* OBJECTIVE
Pick out every line of the entries below where "IgnoreCase" occurs, and copy those lines.
____________________
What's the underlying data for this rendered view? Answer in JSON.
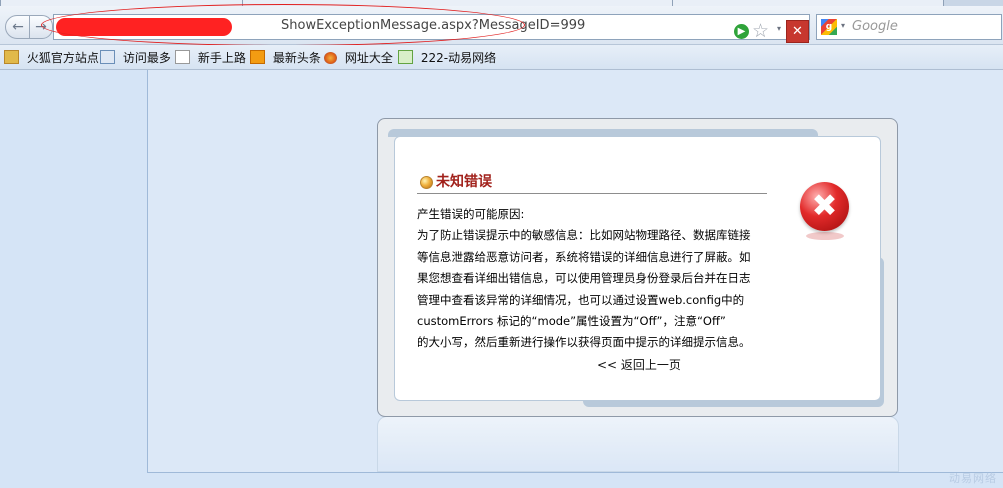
{
  "browser": {
    "back_label": "←",
    "forward_label": "→",
    "url_visible": "ShowExceptionMessage.aspx?MessageID=999",
    "search_placeholder": "Google",
    "google_label": "g",
    "star_label": "☆",
    "stop_label": "✕",
    "go_label": "▶",
    "dropdown_label": "▾"
  },
  "bookmarks": [
    {
      "label": "火狐官方站点",
      "icon": "folder-icon"
    },
    {
      "label": "访问最多",
      "icon": "search-page-icon"
    },
    {
      "label": "新手上路",
      "icon": "page-icon"
    },
    {
      "label": "最新头条",
      "icon": "rss-icon"
    },
    {
      "label": "网址大全",
      "icon": "firefox-icon"
    },
    {
      "label": "222-动易网络",
      "icon": "edit-page-icon"
    }
  ],
  "error": {
    "title": "未知错误",
    "lines": [
      "产生错误的可能原因:",
      "为了防止错误提示中的敏感信息：比如网站物理路径、数据库链接",
      "等信息泄露给恶意访问者，系统将错误的详细信息进行了屏蔽。如",
      "果您想查看详细出错信息，可以使用管理员身份登录后台并在日志",
      "管理中查看该异常的详细情况，也可以通过设置web.config中的",
      "customErrors 标记的“mode”属性设置为“Off”，注意“Off”",
      "的大小写，然后重新进行操作以获得页面中提示的详细提示信息。"
    ],
    "back_link": "<< 返回上一页",
    "icon_label": "✖"
  },
  "watermark": "动易网络",
  "colors": {
    "title": "#a1211b",
    "page_bg": "#d5e4f6",
    "error_icon": "#e22a2a"
  }
}
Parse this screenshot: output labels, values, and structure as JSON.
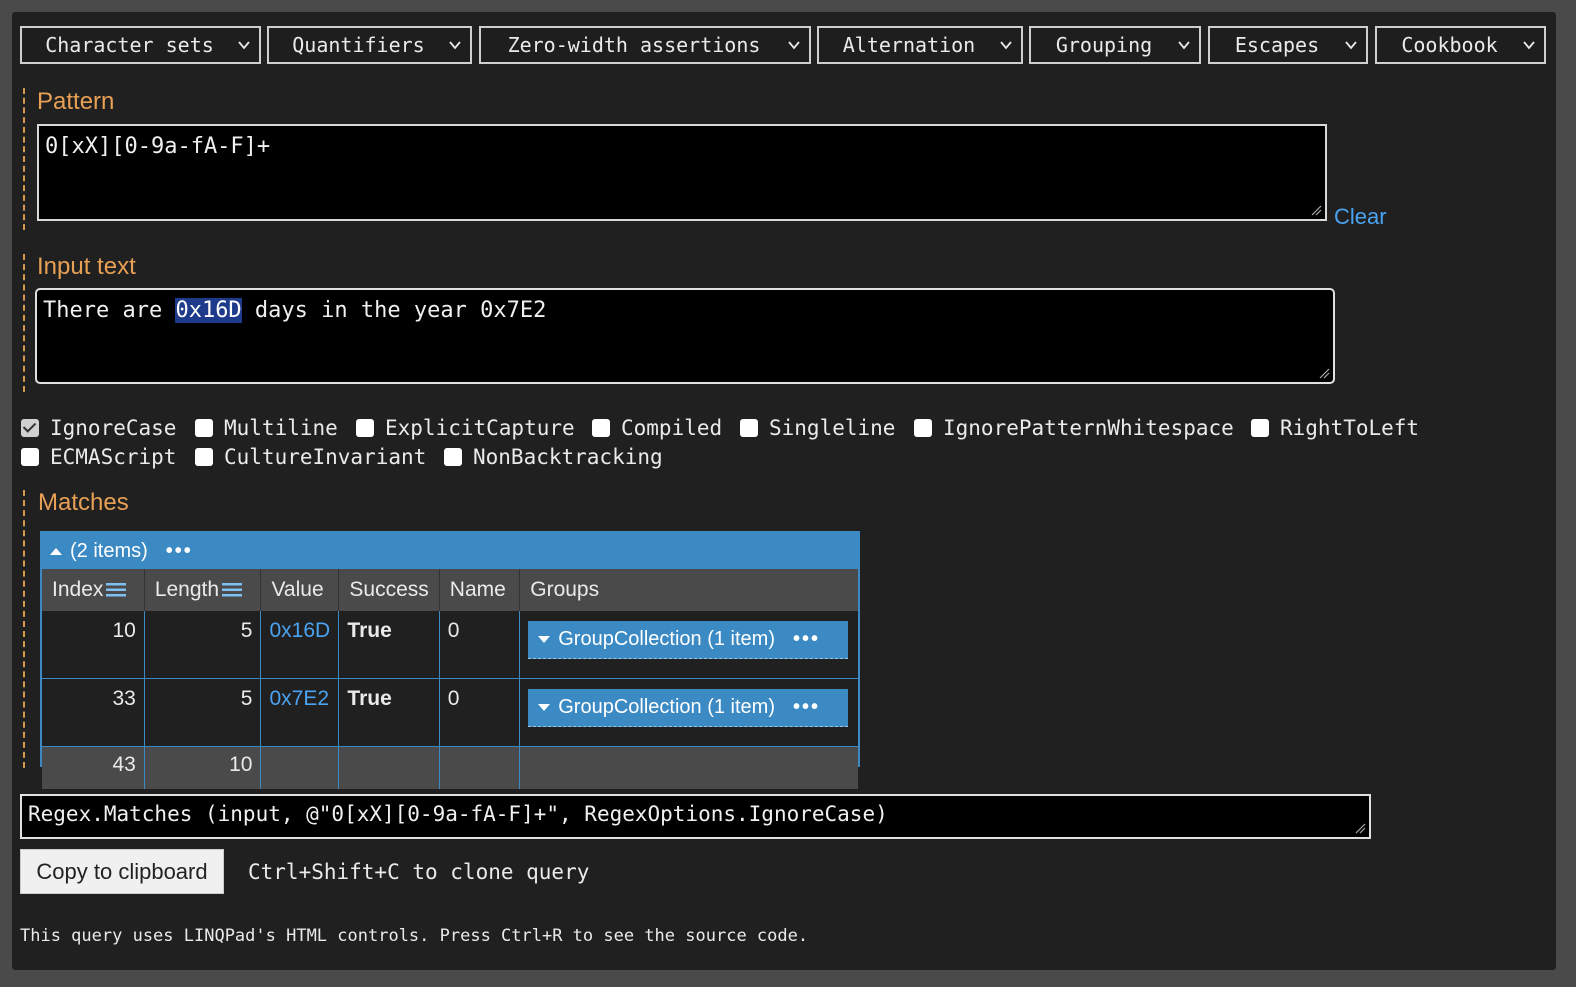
{
  "toolbar": {
    "menus": [
      {
        "label": "Character sets"
      },
      {
        "label": "Quantifiers"
      },
      {
        "label": "Zero-width assertions"
      },
      {
        "label": "Alternation"
      },
      {
        "label": "Grouping"
      },
      {
        "label": "Escapes"
      },
      {
        "label": "Cookbook"
      }
    ]
  },
  "pattern": {
    "heading": "Pattern",
    "value": "0[xX][0-9a-fA-F]+",
    "clear_label": "Clear"
  },
  "input": {
    "heading": "Input text",
    "before": "There are ",
    "highlight": "0x16D",
    "after": " days in the year 0x7E2"
  },
  "options": [
    {
      "label": "IgnoreCase",
      "checked": true
    },
    {
      "label": "Multiline",
      "checked": false
    },
    {
      "label": "ExplicitCapture",
      "checked": false
    },
    {
      "label": "Compiled",
      "checked": false
    },
    {
      "label": "Singleline",
      "checked": false
    },
    {
      "label": "IgnorePatternWhitespace",
      "checked": false
    },
    {
      "label": "RightToLeft",
      "checked": false
    },
    {
      "label": "ECMAScript",
      "checked": false
    },
    {
      "label": "CultureInvariant",
      "checked": false
    },
    {
      "label": "NonBacktracking",
      "checked": false
    }
  ],
  "matches": {
    "heading": "Matches",
    "summary": "(2 items)",
    "more": "•••",
    "columns": [
      "Index",
      "Length",
      "Value",
      "Success",
      "Name",
      "Groups"
    ],
    "rows": [
      {
        "index": "10",
        "length": "5",
        "value": "0x16D",
        "success": "True",
        "name": "0",
        "groups": "GroupCollection (1 item)"
      },
      {
        "index": "33",
        "length": "5",
        "value": "0x7E2",
        "success": "True",
        "name": "0",
        "groups": "GroupCollection (1 item)"
      }
    ],
    "totals": {
      "index": "43",
      "length": "10"
    }
  },
  "code": {
    "value": "Regex.Matches (input, @\"0[xX][0-9a-fA-F]+\", RegexOptions.IgnoreCase)"
  },
  "copy": {
    "button": "Copy to clipboard",
    "hint": "Ctrl+Shift+C to clone query"
  },
  "footer": {
    "text": "This query uses LINQPad's HTML controls. Press Ctrl+R to see the source code."
  }
}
____________________
* ANSWER TO THIS PROBLEM
      "label": "IgnoreCase",
    "value": "Regex.Matches (input, @\"0[xX][0-9a-fA-F]+\", RegexOptions.IgnoreCase)"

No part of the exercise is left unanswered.